### WRITTEN EXERCISE
Search the data below for the string "plain". Extract every line that contains it.

### INPUT ROWS
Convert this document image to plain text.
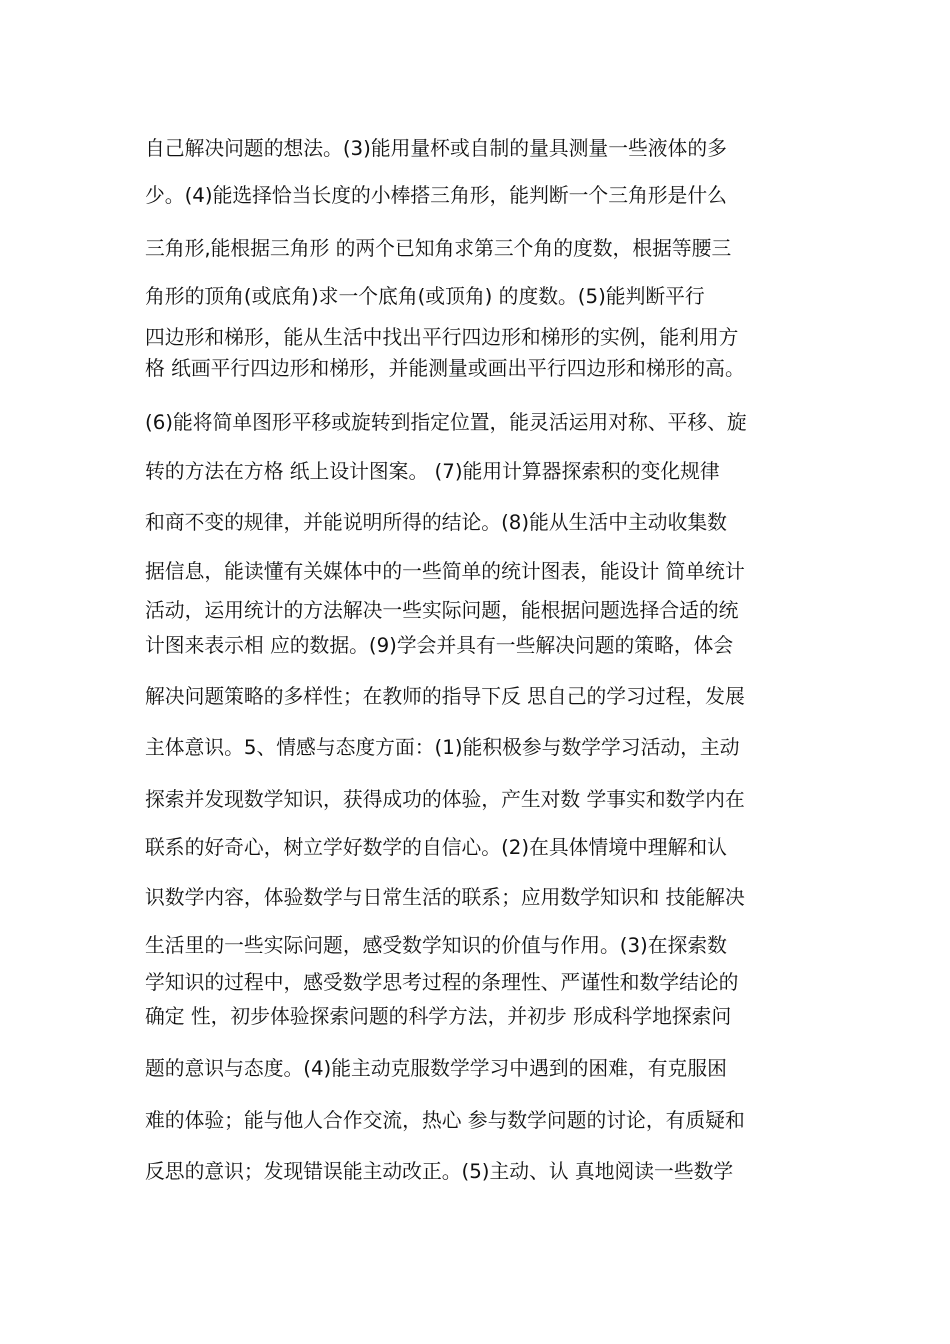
自己解决问题的想法。(3)能用量杯或自制的量具测量一些液体的多
少。(4)能选择恰当长度的小棒搭三角形，能判断一个三角形是什么
三角形,能根据三角形 的两个已知角求第三个角的度数，根据等腰三
角形的顶角(或底角)求一个底角(或顶角) 的度数。(5)能判断平行
四边形和梯形，能从生活中找出平行四边形和梯形的实例，能利用方
格 纸画平行四边形和梯形，并能测量或画出平行四边形和梯形的高。
(6)能将简单图形平移或旋转到指定位置，能灵活运用对称、平移、旋
转的方法在方格 纸上设计图案。 (7)能用计算器探索积的变化规律
和商不变的规律，并能说明所得的结论。(8)能从生活中主动收集数
据信息，能读懂有关媒体中的一些简单的统计图表，能设计 简单统计
活动，运用统计的方法解决一些实际问题，能根据问题选择合适的统
计图来表示相 应的数据。(9)学会并具有一些解决问题的策略，体会
解决问题策略的多样性；在教师的指导下反 思自己的学习过程，发展
主体意识。5、情感与态度方面：(1)能积极参与数学学习活动，主动
探索并发现数学知识，获得成功的体验，产生对数 学事实和数学内在
联系的好奇心，树立学好数学的自信心。(2)在具体情境中理解和认
识数学内容，体验数学与日常生活的联系；应用数学知识和 技能解决
生活里的一些实际问题，感受数学知识的价值与作用。(3)在探索数
学知识的过程中，感受数学思考过程的条理性、严谨性和数学结论的
确定 性，初步体验探索问题的科学方法，并初步 形成科学地探索问
题的意识与态度。(4)能主动克服数学学习中遇到的困难，有克服困
难的体验；能与他人合作交流，热心 参与数学问题的讨论，有质疑和
反思的意识；发现错误能主动改正。(5)主动、认 真地阅读一些数学
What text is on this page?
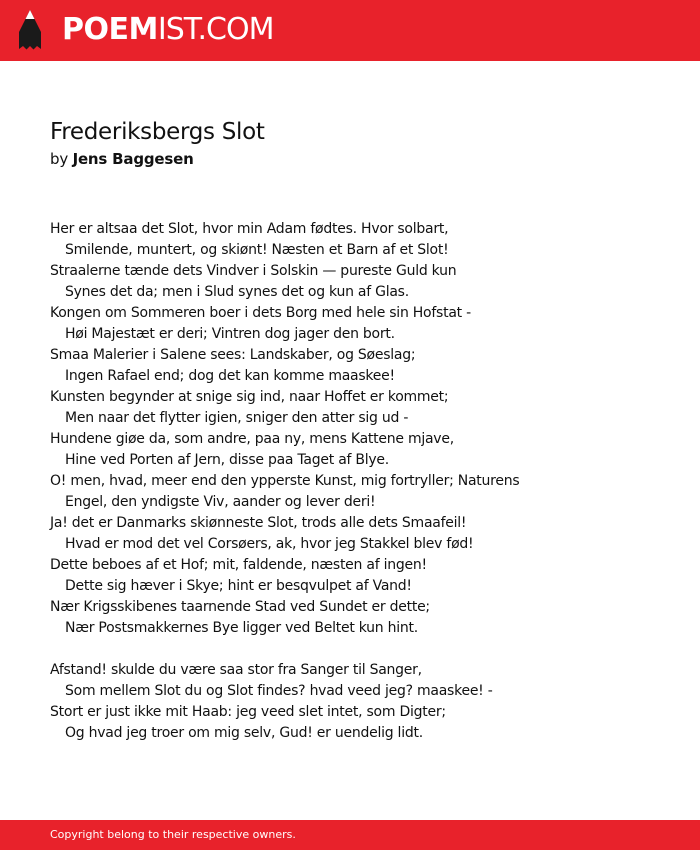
POEMIST.COM
Frederiksbergs Slot
by Jens Baggesen
Her er altsaa det Slot, hvor min Adam fødtes. Hvor solbart,
Smilende, muntert, og skiønt! Næsten et Barn af et Slot!
Straalerne tænde dets Vindver i Solskin — pureste Guld kun
Synes det da; men i Slud synes det og kun af Glas.
Kongen om Sommeren boer i dets Borg med hele sin Hofstat -
Høi Majestæt er deri; Vintren dog jager den bort.
Smaa Malerier i Salene sees: Landskaber, og Søeslag;
Ingen Rafael end; dog det kan komme maaskee!
Kunsten begynder at snige sig ind, naar Hoffet er kommet;
Men naar det flytter igien, sniger den atter sig ud -
Hundene giøe da, som andre, paa ny, mens Kattene mjave,
Hine ved Porten af Jern, disse paa Taget af Blye.
O! men, hvad, meer end den ypperste Kunst, mig fortryller; Naturens
Engel, den yndigste Viv, aander og lever deri!
Ja! det er Danmarks skiønneste Slot, trods alle dets Smaafeil!
Hvad er mod det vel Corsøers, ak, hvor jeg Stakkel blev fød!
Dette beboes af et Hof; mit, faldende, næsten af ingen!
Dette sig hæver i Skye; hint er besqvulpet af Vand!
Nær Krigsskibenes taarnende Stad ved Sundet er dette;
Nær Postsmakkernes Bye ligger ved Beltet kun hint.
Afstand! skulde du være saa stor fra Sanger til Sanger,
Som mellem Slot du og Slot findes? hvad veed jeg? maaskee! -
Stort er just ikke mit Haab: jeg veed slet intet, som Digter;
Og hvad jeg troer om mig selv, Gud! er uendelig lidt.
Copyright belong to their respective owners.
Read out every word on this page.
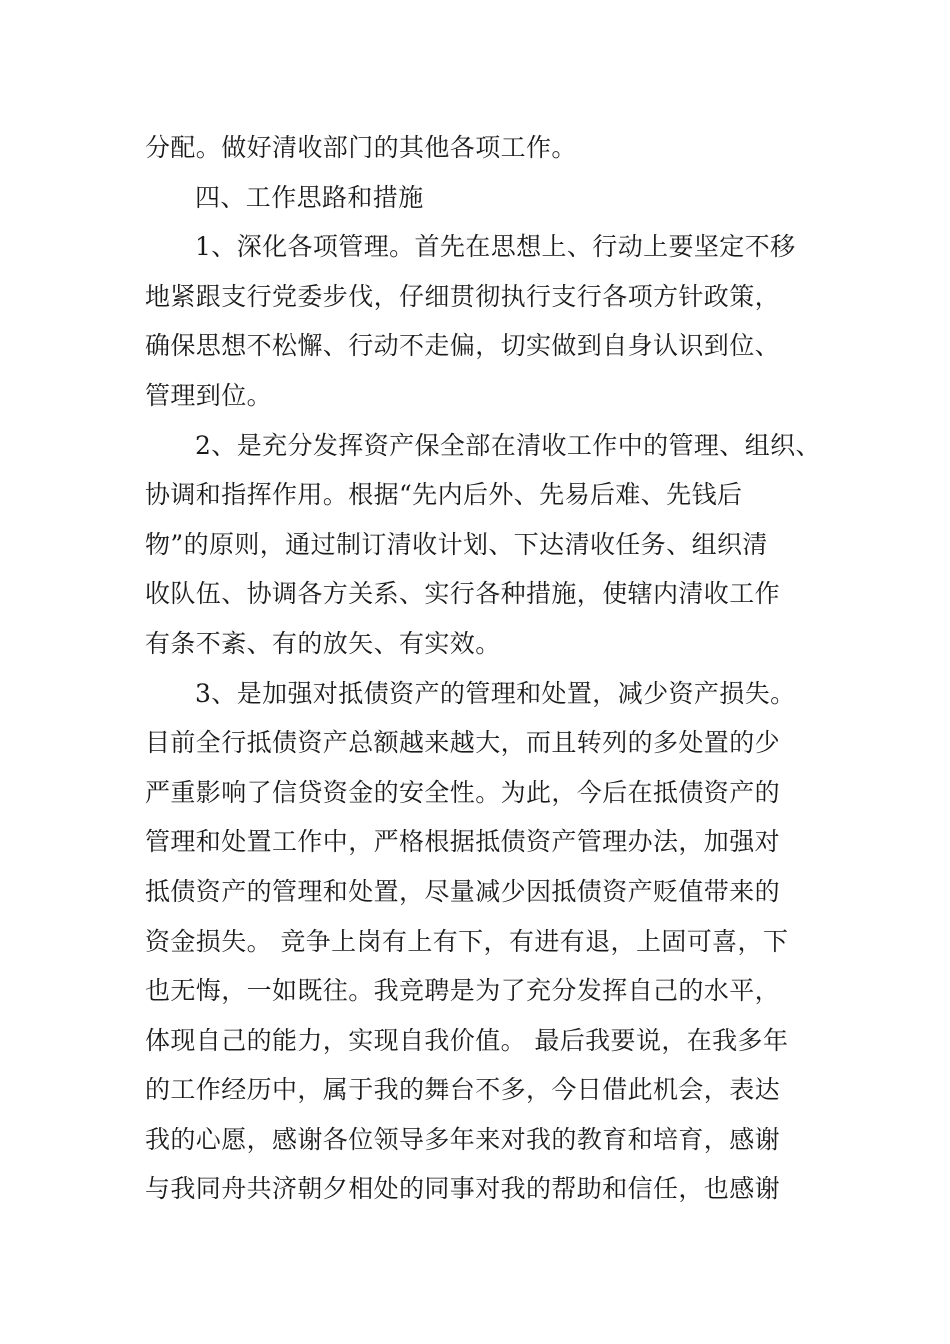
分配。做好清收部门的其他各项工作。
四、工作思路和措施
1、深化各项管理。首先在思想上、行动上要坚定不移
地紧跟支行党委步伐，仔细贯彻执行支行各项方针政策，
确保思想不松懈、行动不走偏，切实做到自身认识到位、
管理到位。
2、是充分发挥资产保全部在清收工作中的管理、组织、
协调和指挥作用。根据“先内后外、先易后难、先钱后
物”的原则，通过制订清收计划、下达清收任务、组织清
收队伍、协调各方关系、实行各种措施，使辖内清收工作
有条不紊、有的放矢、有实效。
3、是加强对抵债资产的管理和处置，减少资产损失。
目前全行抵债资产总额越来越大，而且转列的多处置的少
严重影响了信贷资金的安全性。为此，今后在抵债资产的
管理和处置工作中，严格根据抵债资产管理办法，加强对
抵债资产的管理和处置，尽量减少因抵债资产贬值带来的
资金损失。 竞争上岗有上有下，有进有退，上固可喜，下
也无悔，一如既往。我竞聘是为了充分发挥自己的水平，
体现自己的能力，实现自我价值。 最后我要说，在我多年
的工作经历中，属于我的舞台不多，今日借此机会，表达
我的心愿，感谢各位领导多年来对我的教育和培育，感谢
与我同舟共济朝夕相处的同事对我的帮助和信任，也感谢
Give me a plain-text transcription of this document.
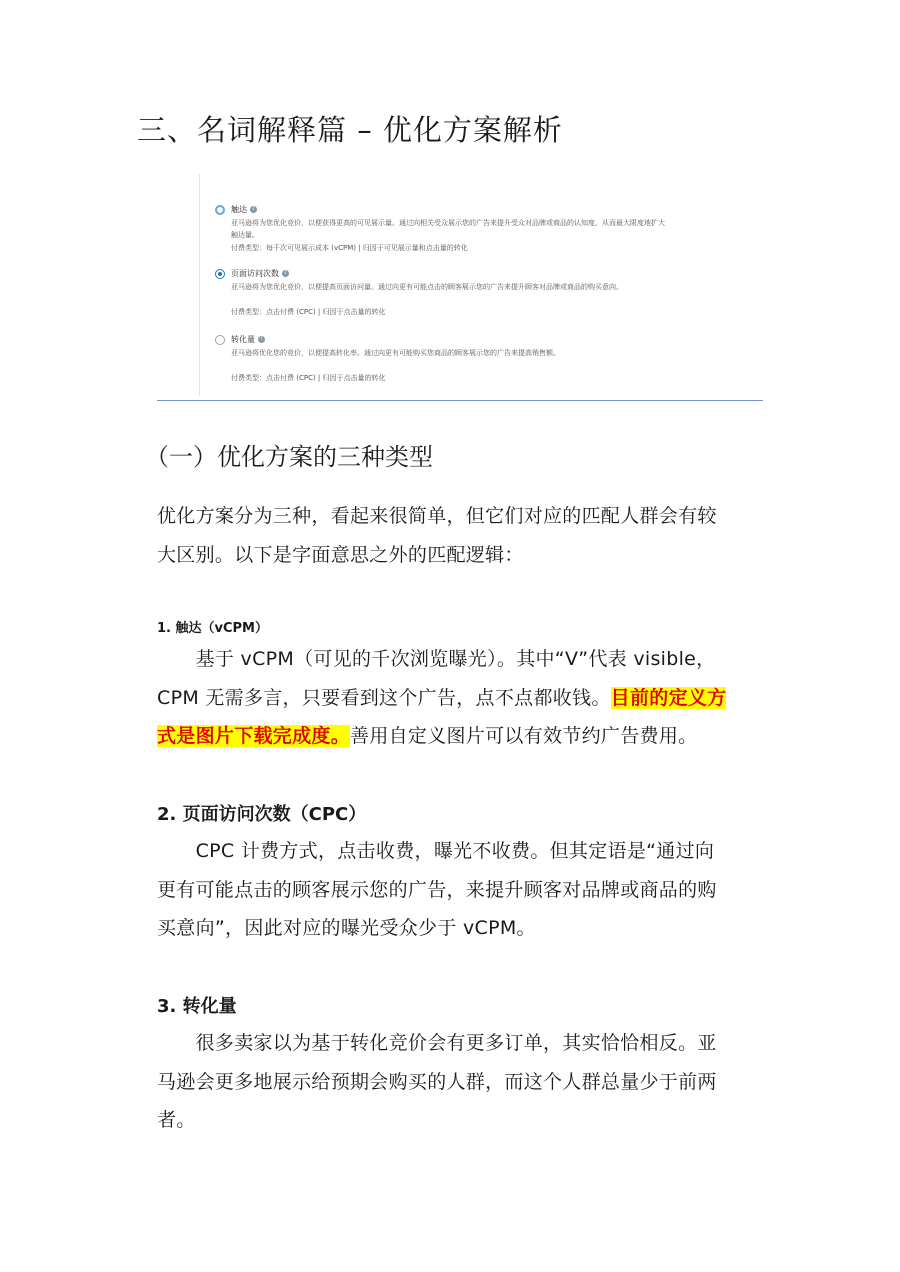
三、名词解释篇 – 优化方案解析
触达 i
亚马逊将为您优化竞价，以便获得更高的可见展示量。通过向相关受众展示您的广告来提升受众对品牌或商品的认知度，从而最大限度地扩大触达量。
付费类型：每千次可见展示成本 (vCPM) | 归因于可见展示量和点击量的转化
页面访问次数 i
亚马逊将为您优化竞价，以便提高页面访问量。通过向更有可能点击的顾客展示您的广告来提升顾客对品牌或商品的购买意向。
付费类型：点击付费 (CPC) | 归因于点击量的转化
转化量 i
亚马逊将优化您的竞价，以便提高转化率。通过向更有可能购买您商品的顾客展示您的广告来提高销售额。
付费类型：点击付费 (CPC) | 归因于点击量的转化
（一）优化方案的三种类型

优化方案分为三种，看起来很简单，但它们对应的匹配人群会有较
大区别。以下是字面意思之外的匹配逻辑：

1. 触达（vCPM）

　　基于 vCPM（可见的千次浏览曝光）。其中“V”代表 visible，
CPM 无需多言，只要看到这个广告，点不点都收钱。目前的定义方
式是图片下载完成度。善用自定义图片可以有效节约广告费用。

2. 页面访问次数（CPC）

　　CPC 计费方式，点击收费，曝光不收费。但其定语是“通过向
更有可能点击的顾客展示您的广告，来提升顾客对品牌或商品的购
买意向”，因此对应的曝光受众少于 vCPM。

3. 转化量

　　很多卖家以为基于转化竞价会有更多订单，其实恰恰相反。亚
马逊会更多地展示给预期会购买的人群，而这个人群总量少于前两
者。
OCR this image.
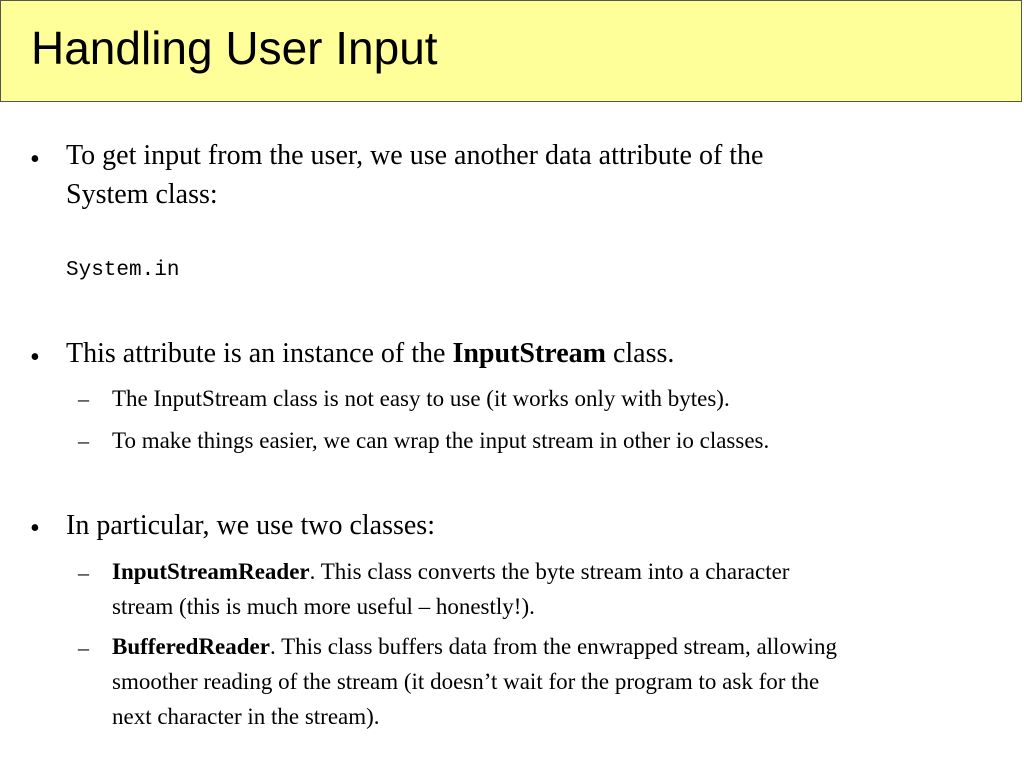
Handling User Input
• To get input from the user, we use another data attribute of the
System class:
System.in
• This attribute is an instance of the InputStream class.
– The InputStream class is not easy to use (it works only with bytes).
– To make things easier, we can wrap the input stream in other io classes.
• In particular, we use two classes:
– InputStreamReader. This class converts the byte stream into a character
stream (this is much more useful – honestly!).
– BufferedReader. This class buffers data from the enwrapped stream, allowing
smoother reading of the stream (it doesn’t wait for the program to ask for the
next character in the stream).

### OUTPUT FOR THIS EXERCISE
Convert this document image to plain text.
Give me a plain-text transcription of this document.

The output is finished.